● **WORK TO DO**:
[1] Print the part of the news roundup below that begins at the words "Military options are" and ends after the words "The Daily Beast.".
[2] In the news roundup below, shorten the paragraph that opens with "“We do not seek regime change”" while keeping its main facts.
[3] Write the next part of the news roundup below, picking up after its last sentence.

● **PAGE**:
⁂

Before the start of business, Just Security provides a curated summary of up-to-the-minute developments at home and abroad. Here’s today’s news.


The U.S. wants to “have a dialogue” with North Korea, Secretary of State Rex Tillerson said yesterday, adding that the U.S. does not blame China for the situation in North Korea in apparent contradiction of President Trump’s earlier comments, Rebecca Kheel reports at the Hill.

“We do not seek regime change” in North Korea, Tillerson said ahead of a trip to Asia for a regional meeting on security issues, telling reporters that the U.S. was working with China to put peaceful pressure on Pyongyang to pave the way for talks, the precondition for entering which is that North Korea abandons its nuclear weapons. Meanwhile White House Press Secretary Sarah Huckabee Sanders said yesterday that the president was “keeping all options on the table” as regards North Korea, Paul Sonne reports at the Wall Street Journal.

Military options are “inevitable” if North Korea continues to develop nuclear weapons, Sen. Lindsey Graham said yesterday, insisting that President Trump had told him this to his face, but adding that a diplomatic approach was still his own preferred option, Daniella Diaz reports at CNN.

Sen. Graham’s comments yesterday were primarily a message for China that it must believe – as he does – that President Trump is serious about “a war” in North Korea resulting in the deaths of “thousands” of North Koreans if Kim Jong-un’s regime does not halt its weapons program. Gordon G. Chang considers the advisability of this approach – assuming it is the president’s plan – at The Daily Beast.

The U.S. was set to test an intercontinental ballistic missile early this morning from California to “validate and verify the effectiveness, readiness, and accuracy of the weapon system,” U.S. Air Force global Strike Command said in a statement, Courtney Kube reporting at NBC News.

President Trump was right to insist that China help resolve the North Korea problem, and he must sustain this early insight and resist actions that may look tough but would leave everyone involved worse off, writes David Ignatius at the Washington Post.

⁂

● **SUPPLIED ENTRIES**:
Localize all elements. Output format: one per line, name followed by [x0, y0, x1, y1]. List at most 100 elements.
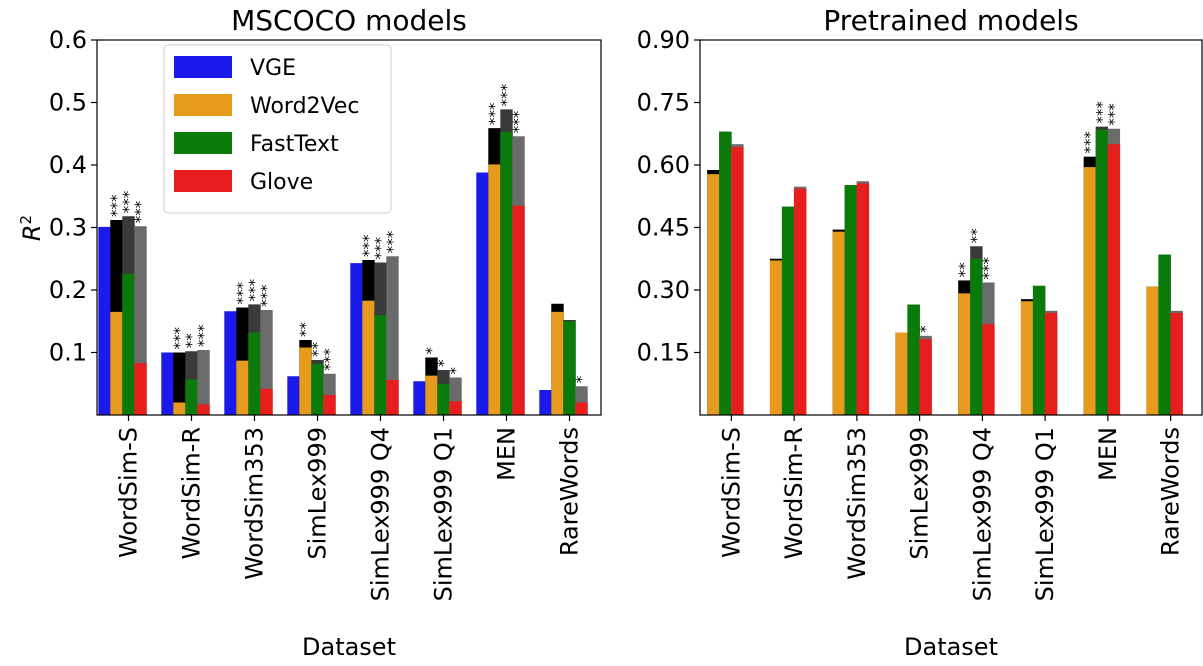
x-tick-label-simlex999-q4: SimLex999 Q4	[968, 427, 996, 601]
bar-combined-glove-simlex999-q4	[386, 256, 399, 415]
x-tick-label-wordsim353: WordSim353	[241, 427, 269, 580]
significance-label-glove-simlex999: *	[917, 325, 935, 333]
bar-vge-simlex999-q4	[350, 263, 363, 415]
y-tick-label: 0.1	[49, 339, 87, 367]
bar-glove-wordsim-r	[793, 188, 807, 415]
y-axis-label-main: R	[18, 224, 46, 241]
x-tick-label-men: MEN	[1094, 427, 1122, 481]
significance-label-word2vec-simlex999-q4: **	[955, 262, 973, 278]
pretrained-panel: Pretrained models Dataset **************…	[637, 4, 1203, 661]
bar-group-simlex999: *	[895, 304, 935, 415]
bar-word2vec-simlex999	[299, 347, 312, 415]
significance-label-glove-men: ***	[510, 110, 528, 133]
significance-label-fasttext-simlex999-q4: **	[967, 228, 985, 244]
y-tick-label: 0.90	[637, 26, 690, 54]
y-tick-label: 0.75	[637, 89, 690, 117]
bar-combined-glove-wordsim-r	[197, 350, 210, 415]
legend-label-glove: Glove	[250, 170, 313, 195]
bar-group-wordsim-r	[769, 186, 807, 415]
significance-label-fasttext-simlex999-q4: ***	[372, 237, 390, 260]
bar-glove-simlex999-q1	[1044, 312, 1058, 415]
legend-swatch-glove	[174, 170, 232, 192]
y-tick-label: 0.15	[637, 339, 690, 367]
x-axis-label: Dataset	[302, 633, 396, 661]
bar-group-men: *********	[476, 83, 528, 415]
bar-word2vec-simlex999	[895, 332, 908, 415]
bar-glove-wordsim353	[856, 183, 870, 415]
x-tick-label-wordsim353: WordSim353	[843, 427, 871, 580]
bar-vge-simlex999	[287, 376, 300, 415]
significance-label-word2vec-men: ***	[486, 102, 504, 125]
bar-glove-wordsim-s	[731, 147, 744, 416]
bar-glove-simlex999	[323, 395, 336, 415]
bar-glove-simlex999-q4	[386, 380, 399, 415]
bar-group-wordsim353	[832, 181, 870, 415]
y-tick-label: 0.6	[49, 26, 87, 54]
bar-vge-wordsim-r	[161, 352, 174, 415]
significance-label-fasttext-simlex999-q1: *	[435, 359, 453, 367]
bar-word2vec-men	[1083, 167, 1097, 415]
legend-label-word2vec: Word2Vec	[250, 94, 360, 119]
bar-glove-simlex999-q4	[982, 324, 995, 415]
plot-area: ****************************************…	[98, 83, 591, 415]
legend-item-fasttext: FastText	[174, 132, 339, 157]
bar-word2vec-wordsim353	[832, 231, 846, 415]
legend-swatch-fasttext	[174, 132, 232, 154]
bar-fasttext-simlex999-q4	[374, 315, 387, 415]
significance-label-glove-simlex999-q1: *	[447, 367, 465, 375]
bar-group-simlex999-q1	[1020, 285, 1058, 415]
bar-word2vec-wordsim-r	[173, 402, 186, 415]
bar-fasttext-wordsim-r	[185, 379, 198, 415]
bar-group-men: *********	[1081, 101, 1123, 416]
bar-glove-rarewords	[1170, 312, 1183, 415]
bar-word2vec-men	[488, 164, 501, 415]
bar-glove-wordsim-s	[134, 363, 147, 415]
x-tick-label-simlex999: SimLex999	[906, 427, 934, 560]
bar-fasttext-simlex999-q4	[970, 258, 983, 415]
bar-group-rarewords	[1146, 254, 1183, 415]
bar-glove-wordsim-r	[197, 404, 210, 415]
bar-word2vec-wordsim-s	[707, 174, 720, 415]
bar-glove-simlex999-q1	[449, 401, 462, 415]
bar-word2vec-simlex999-q1	[425, 375, 438, 415]
bar-group-simlex999-q4: *********	[350, 230, 402, 415]
bar-fasttext-men	[500, 131, 513, 415]
significance-label-word2vec-simlex999-q1: *	[423, 347, 441, 355]
bar-fasttext-rarewords	[563, 321, 576, 415]
bar-fasttext-simlex999-q1	[1032, 285, 1046, 415]
bar-fasttext-wordsim353	[248, 332, 261, 415]
bar-glove-men	[512, 205, 525, 415]
bar-group-rarewords: *	[539, 303, 591, 415]
significance-label-glove-men: ***	[1105, 103, 1123, 126]
significance-label-word2vec-wordsim-r: ***	[171, 327, 189, 350]
bar-fasttext-wordsim-s	[122, 273, 135, 415]
bar-group-wordsim353: *********	[224, 278, 276, 415]
bar-vge-simlex999-q1	[413, 381, 426, 415]
legend-item-vge: VGE	[174, 56, 296, 81]
y-tick-label: 0.4	[49, 151, 87, 179]
x-tick-label-rarewords: RareWords	[1157, 427, 1185, 556]
x-tick-label-wordsim-s: WordSim-S	[115, 427, 143, 558]
legend-item-glove: Glove	[174, 170, 313, 195]
significance-label-glove-rarewords: *	[573, 375, 591, 383]
bar-combined-word2vec-wordsim-r	[173, 352, 186, 415]
x-tick-label-rarewords: RareWords	[556, 427, 584, 556]
x-tick-label-simlex999-q4: SimLex999 Q4	[367, 427, 395, 601]
bar-word2vec-simlex999-q1	[1020, 301, 1034, 415]
significance-label-glove-simlex999: ***	[321, 348, 339, 371]
x-tick-label-simlex999: SimLex999	[304, 427, 332, 560]
bar-group-simlex999-q4: *******	[955, 228, 997, 415]
chart-title: Pretrained models	[823, 4, 1078, 37]
bar-group-wordsim-s	[707, 131, 744, 416]
bar-vge-rarewords	[539, 390, 552, 415]
bar-group-simlex999-q1: ***	[413, 347, 465, 415]
significance-label-fasttext-wordsim-s: ***	[120, 190, 138, 213]
significance-label-glove-simlex999-q4: ***	[384, 230, 402, 253]
bar-glove-men	[1107, 144, 1121, 415]
mscoco-panel: MSCOCO models Dataset R2 ***************…	[17, 4, 602, 661]
x-tick-label-simlex999-q1: SimLex999 Q1	[1031, 427, 1059, 601]
axes-frame	[96, 39, 602, 416]
legend-item-word2vec: Word2Vec	[174, 94, 360, 119]
x-tick-label-wordsim-r: WordSim-R	[780, 427, 808, 559]
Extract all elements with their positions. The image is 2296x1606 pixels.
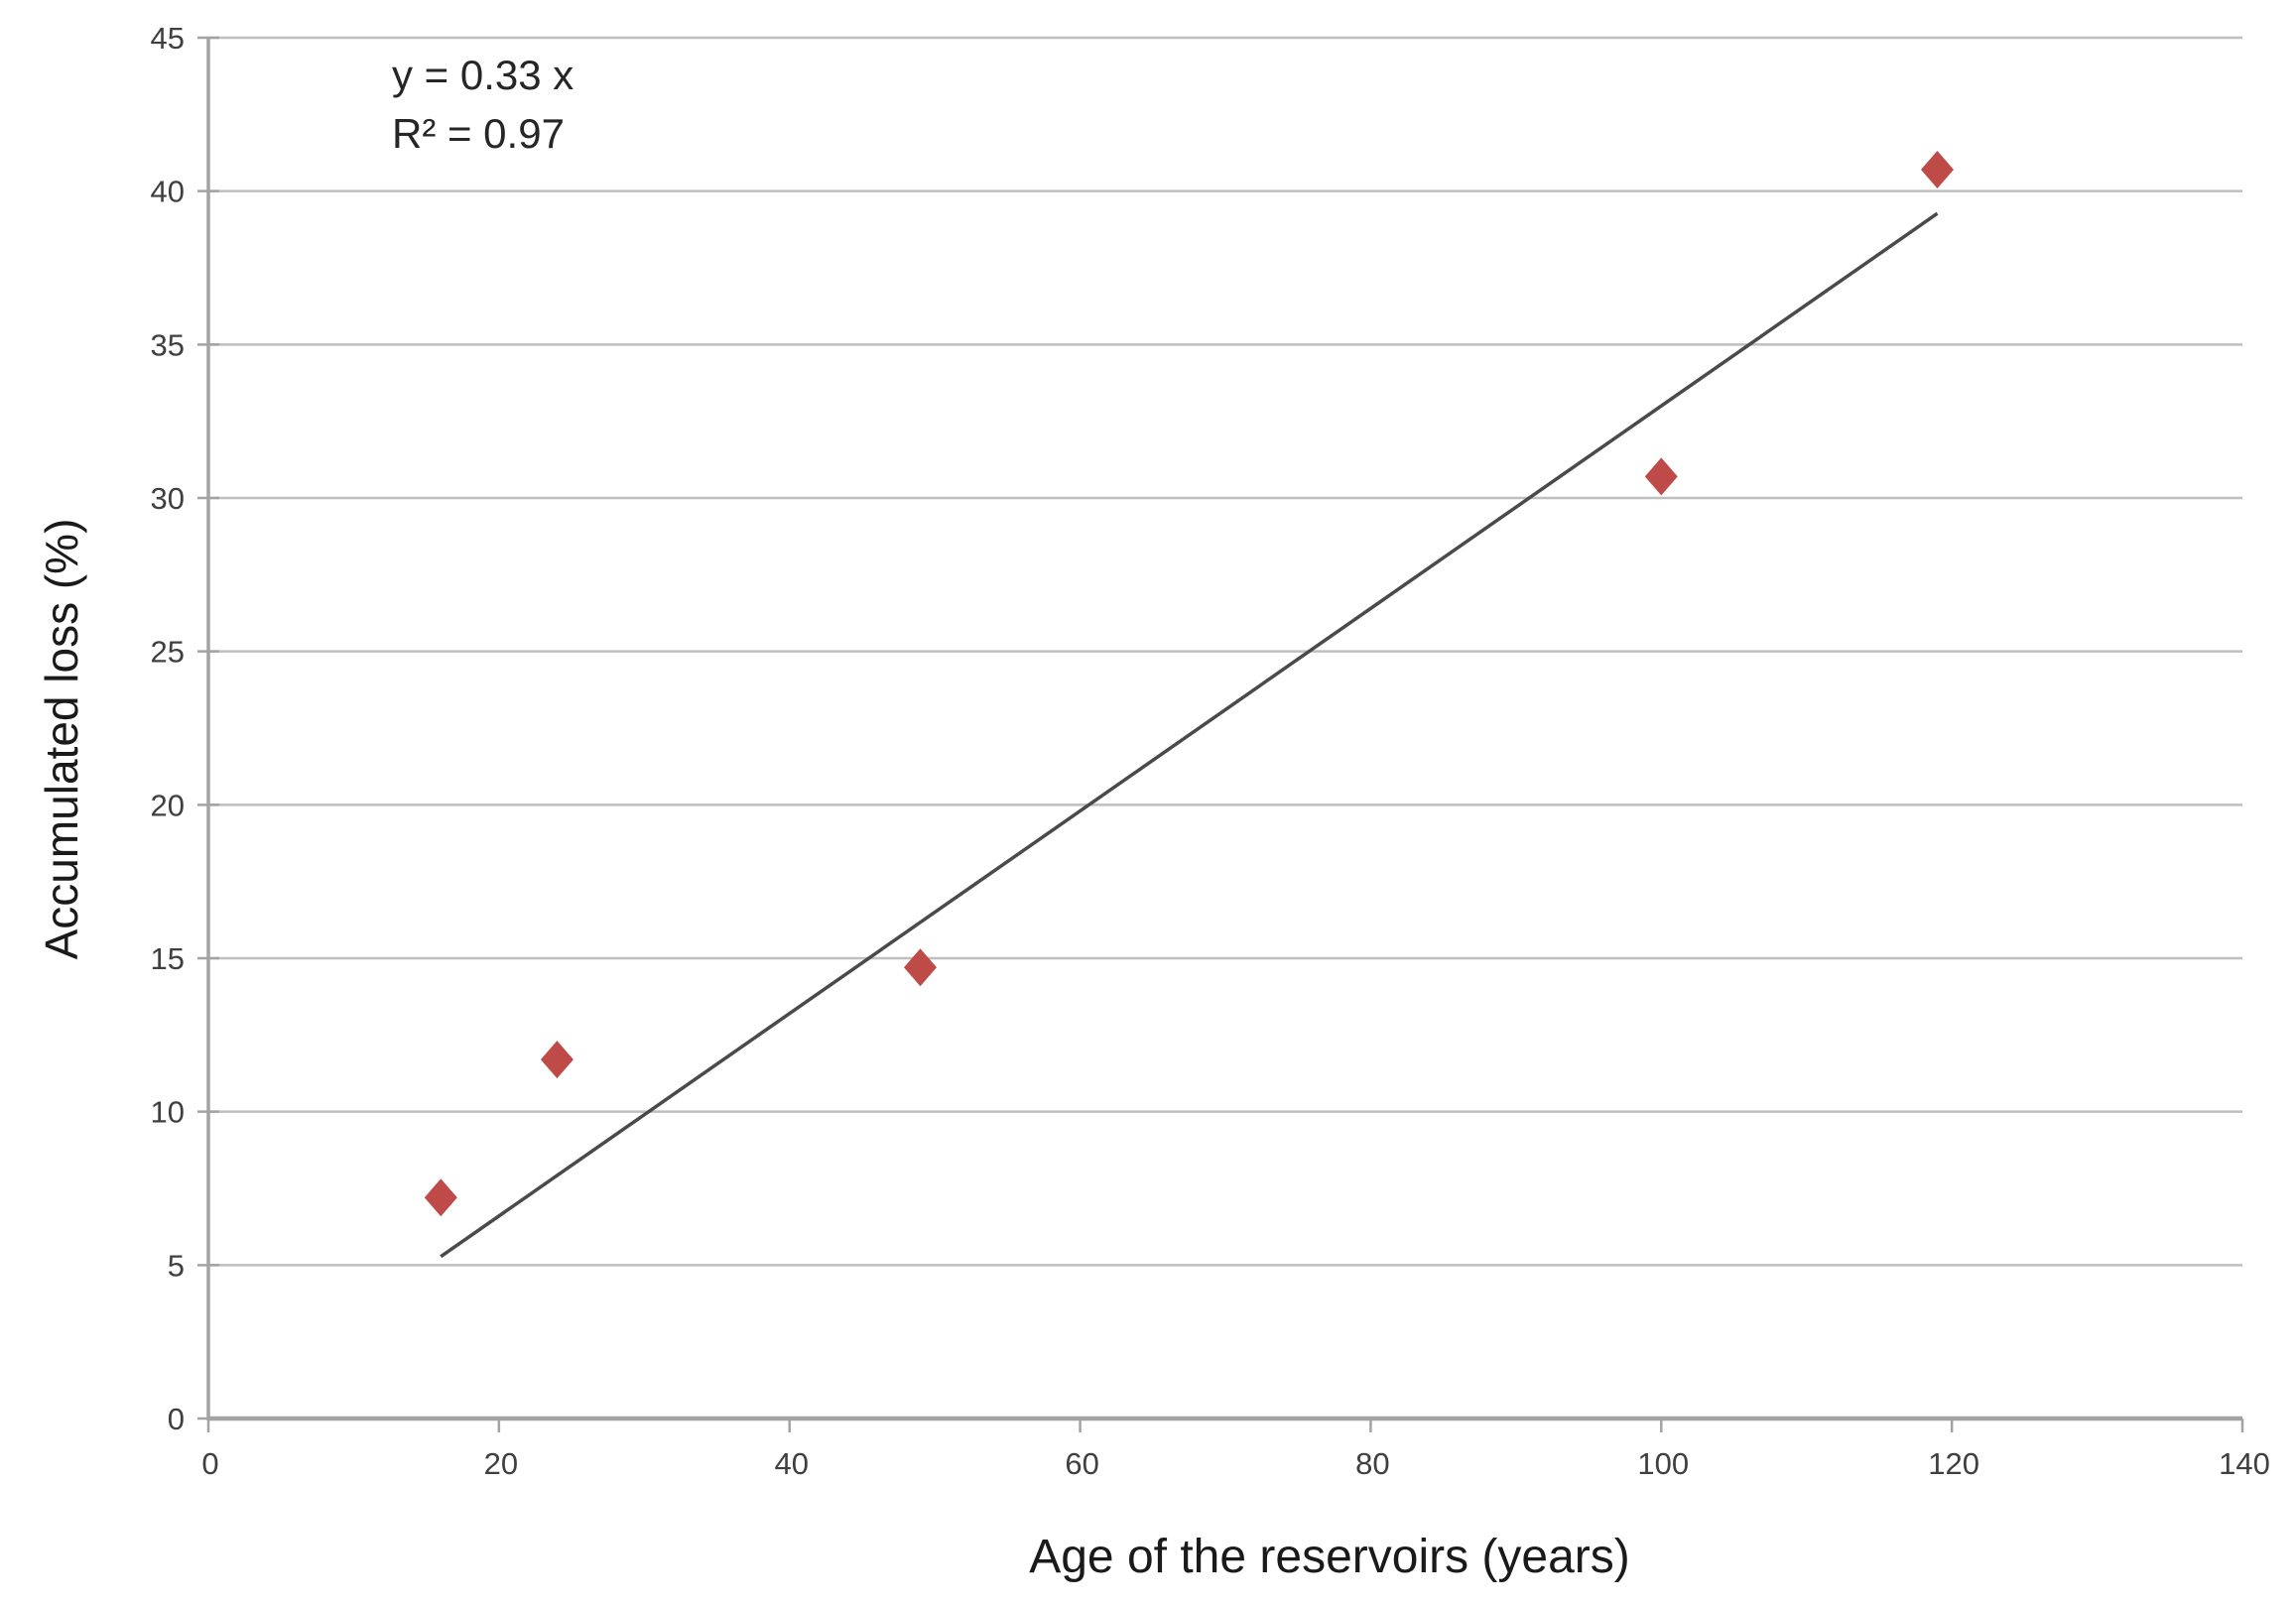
data-point [424, 1178, 457, 1217]
x-tick-label: 80 [1355, 1446, 1389, 1481]
trendline-equation: y = 0.33 x [392, 52, 574, 98]
x-tick-label: 20 [484, 1446, 518, 1481]
data-point [540, 1041, 574, 1079]
trendline-annotation: y = 0.33 x R² = 0.97 [392, 46, 574, 163]
data-point [904, 948, 937, 987]
y-tick-label: 25 [151, 635, 185, 670]
x-tick-label: 140 [2219, 1446, 2270, 1481]
y-tick-label: 20 [151, 788, 185, 822]
data-point [1921, 151, 1954, 189]
data-point [1644, 457, 1678, 496]
trendline-r-squared: R² = 0.97 [392, 110, 565, 157]
x-tick-label: 120 [1928, 1446, 1979, 1481]
y-tick-label: 0 [168, 1402, 185, 1436]
y-tick-label: 5 [168, 1248, 185, 1283]
y-tick-label: 45 [151, 21, 185, 56]
y-tick-label: 15 [151, 941, 185, 976]
y-tick-label: 10 [151, 1095, 185, 1130]
x-tick-label: 100 [1637, 1446, 1689, 1481]
y-axis-title: Accumulated loss (%) [36, 518, 87, 960]
y-tick-label: 35 [151, 327, 185, 362]
x-tick-label: 0 [201, 1446, 218, 1481]
y-tick-label: 30 [151, 481, 185, 516]
y-tick-label: 40 [151, 175, 185, 209]
x-axis-title: Age of the reservoirs (years) [1029, 1531, 1630, 1583]
x-tick-label: 40 [774, 1446, 808, 1481]
trendline [440, 211, 1939, 1259]
x-tick-label: 60 [1065, 1446, 1098, 1481]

⁂

● **ANSWER SET**:
[1]
Military options are “inevitable” if North Korea continues to develop nuclear weapons, Sen. Lindsey Graham said yesterday, insisting that President Trump had told him this to his face, but adding that a diplomatic approach was still his own preferred option, Daniella Diaz reports at CNN.

Sen. Graham’s comments yesterday were primarily a message for China that it must believe – as he does – that President Trump is serious about “a war” in North Korea resulting in the deaths of “thousands” of North Koreans if Kim Jong-un’s regime does not halt its weapons program. Gordon G. Chang considers the advisability of this approach – assuming it is the president’s plan – at The Daily Beast.

[2] Before leaving for a regional security meeting in Asia, Tillerson said the U.S. does not seek regime change in North Korea. He said the U.S. is working with China to put peaceful pressure on Pyongyang and open the way to talks, on the condition that North Korea gives up its nuclear weapons. White House Press Secretary Sarah Huckabee Sanders said the president was "keeping all options on the table" on North Korea, Paul Sonne reports at the Wall Street Journal.

[3]
American and South Korea’s war games are the best sanction against North Korea and always have been, the cost to North Korea of mobilizing to near-constant Washington-Seoul maneuvers a killing burden, writes Holman W. Jenkins, Jr. at the Wall Street Journal.

“We must now take missile defense into space.” While the Ground-Based Midcourse Defense system is the only thing that protects the United States from nuclear attack, while the T.H.A.A.D. missile defense system protects South Korea, North Korea’s recent tests necessitate additional measures – space-based missile defense. Sen. Ted Cruz (R-Texas) writes at the Washington Post.


“The president weighed in just as any father would based on the limited information that he had,” White House Press Secretary Sarah Huckabee Sanders said yesterday, seemingly confirming that Trump helped his son, Donald Trump Jr., to draft the statement about his meeting with Russian lawyer Natalia Veselnitskaya, which claimed that the attendees discussed an adoption program. Abby Phillip reports at the Washington Post.

“The statement that Don Jr. issued is true,” Sanders said yesterday, despite the recently-disclosed email chain between Donald Jr. and an acquaintance, Rob Goldstone, revealed that the president’s oldest son accepted the meeting with Russian lawyer Natalia Veselnitskaya on the basis that she would pass him information to help his father’s presidential campaign. Kevin Liptak reports at CNN.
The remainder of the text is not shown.